Data to process =
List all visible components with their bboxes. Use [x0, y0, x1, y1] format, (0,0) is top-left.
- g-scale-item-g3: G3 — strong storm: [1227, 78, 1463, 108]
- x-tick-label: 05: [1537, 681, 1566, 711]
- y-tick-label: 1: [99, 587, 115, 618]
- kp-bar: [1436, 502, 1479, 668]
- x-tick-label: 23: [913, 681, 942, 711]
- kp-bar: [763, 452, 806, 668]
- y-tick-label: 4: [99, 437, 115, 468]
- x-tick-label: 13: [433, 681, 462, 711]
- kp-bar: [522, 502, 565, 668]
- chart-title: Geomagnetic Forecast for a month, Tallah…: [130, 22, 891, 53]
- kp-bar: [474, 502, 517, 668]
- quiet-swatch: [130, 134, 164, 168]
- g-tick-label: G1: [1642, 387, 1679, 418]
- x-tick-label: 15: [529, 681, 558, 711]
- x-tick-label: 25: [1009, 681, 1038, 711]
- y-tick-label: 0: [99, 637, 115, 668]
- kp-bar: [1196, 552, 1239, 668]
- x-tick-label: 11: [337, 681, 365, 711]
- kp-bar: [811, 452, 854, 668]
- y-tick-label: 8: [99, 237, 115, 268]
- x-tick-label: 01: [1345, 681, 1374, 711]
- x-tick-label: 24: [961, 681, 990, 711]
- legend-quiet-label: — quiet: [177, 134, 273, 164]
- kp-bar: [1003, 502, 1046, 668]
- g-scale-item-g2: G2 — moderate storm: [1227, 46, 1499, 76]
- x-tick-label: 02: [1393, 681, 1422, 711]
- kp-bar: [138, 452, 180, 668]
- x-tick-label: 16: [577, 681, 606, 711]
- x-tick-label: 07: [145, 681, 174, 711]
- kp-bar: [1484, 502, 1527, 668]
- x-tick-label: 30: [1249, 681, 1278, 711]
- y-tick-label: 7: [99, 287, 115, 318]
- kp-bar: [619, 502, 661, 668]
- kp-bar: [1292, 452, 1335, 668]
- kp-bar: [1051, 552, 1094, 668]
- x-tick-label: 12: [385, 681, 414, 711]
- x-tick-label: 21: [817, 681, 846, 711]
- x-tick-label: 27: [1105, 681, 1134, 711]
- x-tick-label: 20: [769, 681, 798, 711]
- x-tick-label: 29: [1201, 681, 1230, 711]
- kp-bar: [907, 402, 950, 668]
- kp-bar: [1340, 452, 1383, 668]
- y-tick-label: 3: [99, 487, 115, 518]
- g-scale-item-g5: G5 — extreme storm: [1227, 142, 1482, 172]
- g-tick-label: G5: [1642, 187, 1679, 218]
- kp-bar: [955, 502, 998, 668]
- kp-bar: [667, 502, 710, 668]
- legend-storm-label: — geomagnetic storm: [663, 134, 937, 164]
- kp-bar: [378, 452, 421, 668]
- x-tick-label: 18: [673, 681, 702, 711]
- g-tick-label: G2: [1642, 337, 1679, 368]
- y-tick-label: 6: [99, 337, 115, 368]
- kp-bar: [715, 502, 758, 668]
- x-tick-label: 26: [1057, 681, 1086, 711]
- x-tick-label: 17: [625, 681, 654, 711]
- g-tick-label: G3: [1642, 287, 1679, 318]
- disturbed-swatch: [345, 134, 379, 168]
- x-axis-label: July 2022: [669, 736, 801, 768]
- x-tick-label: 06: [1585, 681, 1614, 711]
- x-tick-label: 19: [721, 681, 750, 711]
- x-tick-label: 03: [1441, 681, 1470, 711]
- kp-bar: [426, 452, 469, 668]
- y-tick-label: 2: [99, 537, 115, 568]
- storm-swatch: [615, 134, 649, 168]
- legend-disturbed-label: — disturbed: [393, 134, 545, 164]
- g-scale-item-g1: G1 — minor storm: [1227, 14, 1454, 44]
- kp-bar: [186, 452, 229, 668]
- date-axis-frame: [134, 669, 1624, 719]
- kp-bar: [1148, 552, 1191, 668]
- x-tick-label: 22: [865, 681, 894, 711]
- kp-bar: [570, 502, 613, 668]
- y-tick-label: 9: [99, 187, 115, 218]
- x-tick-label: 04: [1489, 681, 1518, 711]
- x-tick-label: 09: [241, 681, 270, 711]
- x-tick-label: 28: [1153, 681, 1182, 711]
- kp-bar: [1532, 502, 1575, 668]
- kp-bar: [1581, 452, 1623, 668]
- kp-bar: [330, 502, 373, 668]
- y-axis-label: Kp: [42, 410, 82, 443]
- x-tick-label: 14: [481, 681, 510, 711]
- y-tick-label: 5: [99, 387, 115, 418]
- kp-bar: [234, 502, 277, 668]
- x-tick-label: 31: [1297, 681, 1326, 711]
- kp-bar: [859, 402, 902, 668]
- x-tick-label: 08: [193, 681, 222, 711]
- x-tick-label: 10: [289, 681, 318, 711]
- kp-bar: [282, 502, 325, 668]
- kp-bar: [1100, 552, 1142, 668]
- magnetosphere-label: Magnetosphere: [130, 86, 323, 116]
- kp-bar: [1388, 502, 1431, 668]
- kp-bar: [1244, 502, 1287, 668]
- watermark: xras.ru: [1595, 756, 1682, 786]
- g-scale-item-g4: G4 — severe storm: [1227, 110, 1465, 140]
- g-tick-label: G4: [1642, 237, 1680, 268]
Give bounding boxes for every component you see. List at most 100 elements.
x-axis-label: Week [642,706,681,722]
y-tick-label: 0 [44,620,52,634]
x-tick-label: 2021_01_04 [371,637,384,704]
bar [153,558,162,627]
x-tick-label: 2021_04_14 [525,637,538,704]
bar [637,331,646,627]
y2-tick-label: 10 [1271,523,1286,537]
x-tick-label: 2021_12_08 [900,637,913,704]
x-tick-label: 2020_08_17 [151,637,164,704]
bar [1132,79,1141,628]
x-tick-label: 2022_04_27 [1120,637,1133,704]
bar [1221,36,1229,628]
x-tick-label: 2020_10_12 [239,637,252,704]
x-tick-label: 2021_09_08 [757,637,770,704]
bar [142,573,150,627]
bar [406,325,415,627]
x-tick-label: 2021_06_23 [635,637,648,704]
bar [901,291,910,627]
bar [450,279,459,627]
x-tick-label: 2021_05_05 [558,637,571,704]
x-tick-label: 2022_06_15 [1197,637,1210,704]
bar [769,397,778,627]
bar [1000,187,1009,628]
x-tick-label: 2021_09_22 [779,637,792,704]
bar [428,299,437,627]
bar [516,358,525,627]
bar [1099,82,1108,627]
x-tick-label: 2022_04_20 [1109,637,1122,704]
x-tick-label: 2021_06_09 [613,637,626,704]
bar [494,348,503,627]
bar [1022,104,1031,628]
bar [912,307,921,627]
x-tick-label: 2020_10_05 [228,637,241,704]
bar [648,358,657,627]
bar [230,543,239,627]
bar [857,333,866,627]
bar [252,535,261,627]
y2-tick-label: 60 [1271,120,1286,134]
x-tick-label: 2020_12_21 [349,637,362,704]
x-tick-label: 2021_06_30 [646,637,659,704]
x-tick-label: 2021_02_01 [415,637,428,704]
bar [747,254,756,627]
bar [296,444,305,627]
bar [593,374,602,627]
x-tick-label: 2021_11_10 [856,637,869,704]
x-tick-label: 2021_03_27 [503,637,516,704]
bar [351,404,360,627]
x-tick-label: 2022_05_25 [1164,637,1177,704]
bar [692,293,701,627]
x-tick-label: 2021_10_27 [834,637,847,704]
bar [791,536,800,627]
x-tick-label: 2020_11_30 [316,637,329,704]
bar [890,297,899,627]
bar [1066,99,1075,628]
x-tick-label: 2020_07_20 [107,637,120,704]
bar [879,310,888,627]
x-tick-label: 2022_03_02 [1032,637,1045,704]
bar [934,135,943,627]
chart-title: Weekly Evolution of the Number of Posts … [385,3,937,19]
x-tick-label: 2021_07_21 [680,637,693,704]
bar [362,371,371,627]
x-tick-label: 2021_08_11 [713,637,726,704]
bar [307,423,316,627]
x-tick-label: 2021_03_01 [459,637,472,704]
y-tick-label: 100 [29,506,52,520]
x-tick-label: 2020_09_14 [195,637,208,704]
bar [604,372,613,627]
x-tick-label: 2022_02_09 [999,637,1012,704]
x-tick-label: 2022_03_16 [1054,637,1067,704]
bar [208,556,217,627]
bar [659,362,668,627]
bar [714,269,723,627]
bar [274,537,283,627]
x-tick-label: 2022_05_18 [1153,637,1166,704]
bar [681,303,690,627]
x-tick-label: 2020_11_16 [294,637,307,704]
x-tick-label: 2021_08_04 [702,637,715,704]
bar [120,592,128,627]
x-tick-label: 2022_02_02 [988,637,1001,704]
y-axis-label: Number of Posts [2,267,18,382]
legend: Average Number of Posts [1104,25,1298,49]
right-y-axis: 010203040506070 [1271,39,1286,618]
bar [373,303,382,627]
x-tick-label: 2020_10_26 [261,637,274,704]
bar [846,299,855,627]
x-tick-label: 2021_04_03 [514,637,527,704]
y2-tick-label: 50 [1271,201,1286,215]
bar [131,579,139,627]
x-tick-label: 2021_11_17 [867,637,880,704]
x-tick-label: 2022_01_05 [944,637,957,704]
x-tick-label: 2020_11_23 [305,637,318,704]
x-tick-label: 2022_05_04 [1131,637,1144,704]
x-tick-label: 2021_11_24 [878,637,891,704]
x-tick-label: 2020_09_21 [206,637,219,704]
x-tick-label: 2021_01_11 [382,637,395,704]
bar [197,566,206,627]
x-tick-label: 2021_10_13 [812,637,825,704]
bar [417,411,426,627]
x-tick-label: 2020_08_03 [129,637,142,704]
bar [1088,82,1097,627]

The task = Can you give again, word for word, everything from the first of the rows above down to the row containing "- kp-bar: [522, 502, 565, 668]", with both ends included?

Result of the task =
List all visible components with their bboxes. Use [x0, y0, x1, y1] format, (0,0) is top-left.
- g-scale-item-g3: G3 — strong storm: [1227, 78, 1463, 108]
- x-tick-label: 05: [1537, 681, 1566, 711]
- y-tick-label: 1: [99, 587, 115, 618]
- kp-bar: [1436, 502, 1479, 668]
- x-tick-label: 23: [913, 681, 942, 711]
- kp-bar: [763, 452, 806, 668]
- y-tick-label: 4: [99, 437, 115, 468]
- x-tick-label: 13: [433, 681, 462, 711]
- kp-bar: [522, 502, 565, 668]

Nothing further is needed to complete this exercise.